### Exercise instructions
Read through the records below and copy each line that uses the word "screenshot".

★ ★ ★ ★

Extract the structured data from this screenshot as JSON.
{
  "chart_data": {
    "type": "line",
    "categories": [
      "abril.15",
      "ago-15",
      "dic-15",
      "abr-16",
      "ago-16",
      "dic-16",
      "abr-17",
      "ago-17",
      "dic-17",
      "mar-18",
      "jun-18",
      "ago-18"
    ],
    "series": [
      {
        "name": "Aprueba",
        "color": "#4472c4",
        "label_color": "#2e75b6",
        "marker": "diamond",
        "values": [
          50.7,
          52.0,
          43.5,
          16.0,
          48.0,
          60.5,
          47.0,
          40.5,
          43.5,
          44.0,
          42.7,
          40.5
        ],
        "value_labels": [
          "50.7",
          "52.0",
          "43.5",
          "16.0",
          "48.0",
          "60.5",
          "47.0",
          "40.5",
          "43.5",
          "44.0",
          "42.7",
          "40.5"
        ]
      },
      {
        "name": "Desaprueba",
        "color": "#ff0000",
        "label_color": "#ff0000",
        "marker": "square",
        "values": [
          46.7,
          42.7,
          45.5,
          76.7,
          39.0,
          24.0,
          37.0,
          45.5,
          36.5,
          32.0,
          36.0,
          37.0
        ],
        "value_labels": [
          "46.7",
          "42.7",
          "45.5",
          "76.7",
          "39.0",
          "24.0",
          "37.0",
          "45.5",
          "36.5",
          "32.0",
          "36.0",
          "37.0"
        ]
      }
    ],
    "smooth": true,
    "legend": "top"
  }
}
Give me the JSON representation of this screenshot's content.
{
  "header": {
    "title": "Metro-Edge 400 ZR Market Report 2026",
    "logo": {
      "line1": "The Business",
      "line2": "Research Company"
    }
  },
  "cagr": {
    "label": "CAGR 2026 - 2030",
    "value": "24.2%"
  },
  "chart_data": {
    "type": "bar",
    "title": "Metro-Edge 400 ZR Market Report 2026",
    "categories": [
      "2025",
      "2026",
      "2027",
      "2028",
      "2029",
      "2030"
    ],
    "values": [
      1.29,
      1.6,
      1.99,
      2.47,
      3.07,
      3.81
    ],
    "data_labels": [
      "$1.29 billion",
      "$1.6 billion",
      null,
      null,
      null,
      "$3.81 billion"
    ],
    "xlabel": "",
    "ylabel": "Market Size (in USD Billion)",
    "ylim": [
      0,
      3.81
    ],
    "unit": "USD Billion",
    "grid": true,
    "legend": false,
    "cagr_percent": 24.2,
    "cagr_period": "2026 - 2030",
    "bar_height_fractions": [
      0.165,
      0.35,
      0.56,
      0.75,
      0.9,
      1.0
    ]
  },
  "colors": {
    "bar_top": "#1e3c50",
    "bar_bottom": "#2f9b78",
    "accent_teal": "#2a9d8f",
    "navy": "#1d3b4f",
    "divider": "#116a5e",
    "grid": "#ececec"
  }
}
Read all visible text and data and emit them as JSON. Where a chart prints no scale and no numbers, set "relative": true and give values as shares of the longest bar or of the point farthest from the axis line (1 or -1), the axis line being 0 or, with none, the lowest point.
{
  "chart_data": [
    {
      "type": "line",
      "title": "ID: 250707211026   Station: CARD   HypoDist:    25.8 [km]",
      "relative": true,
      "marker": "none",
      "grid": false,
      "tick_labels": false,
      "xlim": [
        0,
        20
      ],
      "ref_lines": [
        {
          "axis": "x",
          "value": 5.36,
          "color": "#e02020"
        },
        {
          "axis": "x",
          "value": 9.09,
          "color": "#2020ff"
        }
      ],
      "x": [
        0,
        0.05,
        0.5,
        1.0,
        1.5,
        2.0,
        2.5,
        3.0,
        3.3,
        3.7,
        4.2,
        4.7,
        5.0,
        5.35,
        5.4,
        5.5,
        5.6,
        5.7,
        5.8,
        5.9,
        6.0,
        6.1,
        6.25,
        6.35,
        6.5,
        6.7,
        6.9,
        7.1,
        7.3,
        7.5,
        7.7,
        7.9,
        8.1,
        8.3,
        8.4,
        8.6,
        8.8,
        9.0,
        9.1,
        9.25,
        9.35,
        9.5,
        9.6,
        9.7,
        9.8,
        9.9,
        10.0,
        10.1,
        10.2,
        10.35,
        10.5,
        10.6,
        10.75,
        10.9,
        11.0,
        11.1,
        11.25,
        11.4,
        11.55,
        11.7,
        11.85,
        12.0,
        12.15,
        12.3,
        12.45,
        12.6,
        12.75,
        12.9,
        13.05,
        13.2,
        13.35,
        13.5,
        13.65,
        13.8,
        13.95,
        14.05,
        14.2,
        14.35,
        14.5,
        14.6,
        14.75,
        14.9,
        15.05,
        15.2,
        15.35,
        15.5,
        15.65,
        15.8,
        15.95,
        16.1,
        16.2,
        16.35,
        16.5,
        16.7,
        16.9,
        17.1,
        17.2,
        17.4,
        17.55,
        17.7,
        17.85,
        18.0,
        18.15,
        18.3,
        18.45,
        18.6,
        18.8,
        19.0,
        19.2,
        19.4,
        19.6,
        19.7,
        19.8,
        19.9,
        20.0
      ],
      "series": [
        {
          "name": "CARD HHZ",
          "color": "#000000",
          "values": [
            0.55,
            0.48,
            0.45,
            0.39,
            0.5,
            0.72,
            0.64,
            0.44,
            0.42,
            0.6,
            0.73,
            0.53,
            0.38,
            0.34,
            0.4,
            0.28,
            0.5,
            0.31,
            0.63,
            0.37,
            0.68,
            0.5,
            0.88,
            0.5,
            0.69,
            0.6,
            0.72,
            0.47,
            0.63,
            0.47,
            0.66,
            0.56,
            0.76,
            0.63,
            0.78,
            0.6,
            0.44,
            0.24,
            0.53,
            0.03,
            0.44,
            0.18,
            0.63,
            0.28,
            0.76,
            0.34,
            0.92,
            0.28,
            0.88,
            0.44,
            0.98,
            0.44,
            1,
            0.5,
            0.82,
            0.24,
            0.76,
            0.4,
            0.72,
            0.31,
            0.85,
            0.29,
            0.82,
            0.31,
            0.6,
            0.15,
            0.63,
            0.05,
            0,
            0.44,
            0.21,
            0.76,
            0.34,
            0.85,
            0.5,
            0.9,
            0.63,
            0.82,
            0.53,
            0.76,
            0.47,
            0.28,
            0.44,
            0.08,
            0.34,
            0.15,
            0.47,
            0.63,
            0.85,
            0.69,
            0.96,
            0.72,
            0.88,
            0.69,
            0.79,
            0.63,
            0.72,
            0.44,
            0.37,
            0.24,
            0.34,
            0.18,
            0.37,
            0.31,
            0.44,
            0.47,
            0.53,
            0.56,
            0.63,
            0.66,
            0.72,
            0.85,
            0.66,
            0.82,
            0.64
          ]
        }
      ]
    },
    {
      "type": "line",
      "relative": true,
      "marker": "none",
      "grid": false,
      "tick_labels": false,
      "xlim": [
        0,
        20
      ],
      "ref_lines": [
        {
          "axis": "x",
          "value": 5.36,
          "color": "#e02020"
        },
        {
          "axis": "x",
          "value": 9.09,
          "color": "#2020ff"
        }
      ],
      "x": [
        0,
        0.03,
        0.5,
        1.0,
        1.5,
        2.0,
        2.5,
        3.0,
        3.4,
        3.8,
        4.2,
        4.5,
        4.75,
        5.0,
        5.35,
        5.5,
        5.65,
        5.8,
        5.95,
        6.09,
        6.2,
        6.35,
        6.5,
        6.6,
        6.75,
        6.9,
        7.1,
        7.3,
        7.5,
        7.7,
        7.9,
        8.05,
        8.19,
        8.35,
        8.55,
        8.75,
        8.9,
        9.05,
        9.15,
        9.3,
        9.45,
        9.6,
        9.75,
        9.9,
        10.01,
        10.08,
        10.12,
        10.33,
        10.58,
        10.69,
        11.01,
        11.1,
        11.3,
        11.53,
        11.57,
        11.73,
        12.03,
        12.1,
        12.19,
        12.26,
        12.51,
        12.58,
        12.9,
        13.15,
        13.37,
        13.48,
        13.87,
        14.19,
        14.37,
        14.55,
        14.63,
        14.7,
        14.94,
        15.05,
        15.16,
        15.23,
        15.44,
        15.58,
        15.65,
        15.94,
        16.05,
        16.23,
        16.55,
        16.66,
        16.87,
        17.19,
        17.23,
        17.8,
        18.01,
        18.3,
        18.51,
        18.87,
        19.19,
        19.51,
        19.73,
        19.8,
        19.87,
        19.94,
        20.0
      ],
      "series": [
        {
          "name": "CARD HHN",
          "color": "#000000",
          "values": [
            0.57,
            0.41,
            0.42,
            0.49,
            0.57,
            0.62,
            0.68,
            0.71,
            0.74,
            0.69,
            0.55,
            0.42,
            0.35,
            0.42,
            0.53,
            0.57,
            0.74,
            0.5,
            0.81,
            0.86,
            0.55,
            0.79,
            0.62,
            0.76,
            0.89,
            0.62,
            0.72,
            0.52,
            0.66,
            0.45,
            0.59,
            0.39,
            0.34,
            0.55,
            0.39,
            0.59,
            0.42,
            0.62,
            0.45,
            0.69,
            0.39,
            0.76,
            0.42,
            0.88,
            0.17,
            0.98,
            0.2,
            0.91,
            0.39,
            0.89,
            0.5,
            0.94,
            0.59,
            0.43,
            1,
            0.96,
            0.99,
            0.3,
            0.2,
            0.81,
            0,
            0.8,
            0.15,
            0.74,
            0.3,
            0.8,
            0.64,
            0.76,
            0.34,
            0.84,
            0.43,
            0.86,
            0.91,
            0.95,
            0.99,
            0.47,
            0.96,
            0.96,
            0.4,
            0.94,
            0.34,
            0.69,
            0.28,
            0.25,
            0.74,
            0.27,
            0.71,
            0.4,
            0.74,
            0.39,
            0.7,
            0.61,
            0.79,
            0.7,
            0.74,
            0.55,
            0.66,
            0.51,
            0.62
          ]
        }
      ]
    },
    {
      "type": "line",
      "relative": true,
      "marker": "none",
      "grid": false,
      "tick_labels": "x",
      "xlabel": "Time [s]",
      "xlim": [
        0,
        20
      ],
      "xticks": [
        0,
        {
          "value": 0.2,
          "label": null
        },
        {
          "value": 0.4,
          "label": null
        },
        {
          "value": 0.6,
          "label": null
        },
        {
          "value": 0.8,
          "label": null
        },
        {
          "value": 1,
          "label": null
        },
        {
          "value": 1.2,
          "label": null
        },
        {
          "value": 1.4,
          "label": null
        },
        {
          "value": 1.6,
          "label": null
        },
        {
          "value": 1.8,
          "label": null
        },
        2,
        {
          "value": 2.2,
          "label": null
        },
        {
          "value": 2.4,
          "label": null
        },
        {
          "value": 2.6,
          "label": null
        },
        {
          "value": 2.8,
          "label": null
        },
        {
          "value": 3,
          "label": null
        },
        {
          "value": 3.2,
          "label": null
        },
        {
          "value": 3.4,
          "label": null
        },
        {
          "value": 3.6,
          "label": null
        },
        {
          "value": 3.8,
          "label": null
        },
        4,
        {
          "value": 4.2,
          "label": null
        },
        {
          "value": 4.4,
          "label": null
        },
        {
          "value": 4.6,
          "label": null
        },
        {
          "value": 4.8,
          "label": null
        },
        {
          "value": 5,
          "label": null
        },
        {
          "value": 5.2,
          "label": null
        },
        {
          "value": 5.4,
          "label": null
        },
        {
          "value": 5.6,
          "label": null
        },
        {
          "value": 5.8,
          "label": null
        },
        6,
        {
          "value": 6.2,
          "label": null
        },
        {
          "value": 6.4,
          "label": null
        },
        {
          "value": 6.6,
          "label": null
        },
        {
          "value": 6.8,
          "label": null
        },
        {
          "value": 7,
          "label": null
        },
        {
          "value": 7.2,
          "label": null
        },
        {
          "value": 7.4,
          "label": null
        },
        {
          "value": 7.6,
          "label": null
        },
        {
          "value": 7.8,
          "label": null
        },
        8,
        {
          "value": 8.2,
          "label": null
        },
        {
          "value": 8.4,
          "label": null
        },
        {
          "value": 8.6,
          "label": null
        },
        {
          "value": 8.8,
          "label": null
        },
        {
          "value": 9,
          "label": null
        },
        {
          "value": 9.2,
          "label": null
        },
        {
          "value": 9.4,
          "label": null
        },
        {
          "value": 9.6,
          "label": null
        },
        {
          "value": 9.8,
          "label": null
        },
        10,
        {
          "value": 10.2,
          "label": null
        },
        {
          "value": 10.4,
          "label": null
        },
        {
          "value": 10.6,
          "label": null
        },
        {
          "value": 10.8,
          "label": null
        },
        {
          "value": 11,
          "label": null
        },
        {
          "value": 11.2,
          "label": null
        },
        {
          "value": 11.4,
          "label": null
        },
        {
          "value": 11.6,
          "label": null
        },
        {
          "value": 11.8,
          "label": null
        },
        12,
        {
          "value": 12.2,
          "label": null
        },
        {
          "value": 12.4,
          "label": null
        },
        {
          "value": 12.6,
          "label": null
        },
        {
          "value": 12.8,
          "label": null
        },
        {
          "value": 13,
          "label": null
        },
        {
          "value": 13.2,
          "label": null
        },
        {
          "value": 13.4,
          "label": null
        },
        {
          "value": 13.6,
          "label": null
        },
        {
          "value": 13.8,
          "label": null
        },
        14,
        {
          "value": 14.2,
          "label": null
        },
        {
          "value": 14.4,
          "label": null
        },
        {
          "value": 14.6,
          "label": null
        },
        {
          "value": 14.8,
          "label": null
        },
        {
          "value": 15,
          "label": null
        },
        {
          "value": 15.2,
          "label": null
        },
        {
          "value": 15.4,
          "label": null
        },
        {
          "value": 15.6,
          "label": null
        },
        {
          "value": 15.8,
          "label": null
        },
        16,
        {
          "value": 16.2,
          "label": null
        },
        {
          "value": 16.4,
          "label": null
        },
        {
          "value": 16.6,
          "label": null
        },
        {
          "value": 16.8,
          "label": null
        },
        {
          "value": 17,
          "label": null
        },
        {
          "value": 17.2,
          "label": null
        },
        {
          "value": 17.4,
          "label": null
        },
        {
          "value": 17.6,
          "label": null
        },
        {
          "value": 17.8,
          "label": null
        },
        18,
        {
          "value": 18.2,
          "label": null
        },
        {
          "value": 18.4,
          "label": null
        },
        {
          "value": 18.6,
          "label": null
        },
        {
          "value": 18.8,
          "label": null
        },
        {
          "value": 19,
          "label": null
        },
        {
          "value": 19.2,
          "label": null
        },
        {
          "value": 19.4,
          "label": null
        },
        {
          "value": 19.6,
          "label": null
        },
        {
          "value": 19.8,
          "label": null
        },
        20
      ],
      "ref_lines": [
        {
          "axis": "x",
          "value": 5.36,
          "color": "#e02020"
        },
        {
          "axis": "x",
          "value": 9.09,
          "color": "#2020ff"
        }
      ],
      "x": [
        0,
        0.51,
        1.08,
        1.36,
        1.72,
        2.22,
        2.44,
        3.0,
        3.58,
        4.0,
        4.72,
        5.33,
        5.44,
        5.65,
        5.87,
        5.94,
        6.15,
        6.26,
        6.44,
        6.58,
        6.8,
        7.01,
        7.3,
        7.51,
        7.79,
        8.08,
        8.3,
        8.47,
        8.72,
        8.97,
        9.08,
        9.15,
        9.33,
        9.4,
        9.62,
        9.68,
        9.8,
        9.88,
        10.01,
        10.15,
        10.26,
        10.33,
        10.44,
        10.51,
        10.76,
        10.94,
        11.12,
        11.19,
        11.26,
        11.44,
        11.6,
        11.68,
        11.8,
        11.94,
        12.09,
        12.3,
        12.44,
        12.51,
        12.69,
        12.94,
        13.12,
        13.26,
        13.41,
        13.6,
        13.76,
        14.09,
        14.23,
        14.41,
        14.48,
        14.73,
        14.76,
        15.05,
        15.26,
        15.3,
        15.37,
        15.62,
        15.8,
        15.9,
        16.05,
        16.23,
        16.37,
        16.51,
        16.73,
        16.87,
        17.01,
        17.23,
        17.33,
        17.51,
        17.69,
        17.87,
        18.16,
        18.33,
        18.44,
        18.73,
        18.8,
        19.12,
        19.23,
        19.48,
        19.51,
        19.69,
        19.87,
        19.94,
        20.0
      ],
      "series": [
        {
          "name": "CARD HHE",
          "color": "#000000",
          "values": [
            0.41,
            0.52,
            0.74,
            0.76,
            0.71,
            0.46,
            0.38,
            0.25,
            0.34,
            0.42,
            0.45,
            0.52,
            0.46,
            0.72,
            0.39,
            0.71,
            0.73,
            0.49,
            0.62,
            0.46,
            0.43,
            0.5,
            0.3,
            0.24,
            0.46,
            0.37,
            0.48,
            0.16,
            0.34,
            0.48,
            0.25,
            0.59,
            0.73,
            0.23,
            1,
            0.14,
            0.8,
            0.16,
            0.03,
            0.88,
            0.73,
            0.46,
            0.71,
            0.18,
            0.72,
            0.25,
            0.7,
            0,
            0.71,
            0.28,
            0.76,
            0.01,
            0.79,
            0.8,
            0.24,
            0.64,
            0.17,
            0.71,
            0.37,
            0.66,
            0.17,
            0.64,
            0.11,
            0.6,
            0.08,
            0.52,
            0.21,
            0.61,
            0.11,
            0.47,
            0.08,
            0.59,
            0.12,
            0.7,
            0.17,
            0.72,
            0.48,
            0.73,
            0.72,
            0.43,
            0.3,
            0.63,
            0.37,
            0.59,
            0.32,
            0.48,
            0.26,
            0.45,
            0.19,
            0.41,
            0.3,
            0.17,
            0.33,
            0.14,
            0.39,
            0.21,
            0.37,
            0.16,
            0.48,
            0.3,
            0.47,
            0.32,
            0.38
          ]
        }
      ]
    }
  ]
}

★ ★ ★ ★

### Task result
Extract the structured data from this screenshot as JSON.
Give me the JSON representation of this screenshot's content.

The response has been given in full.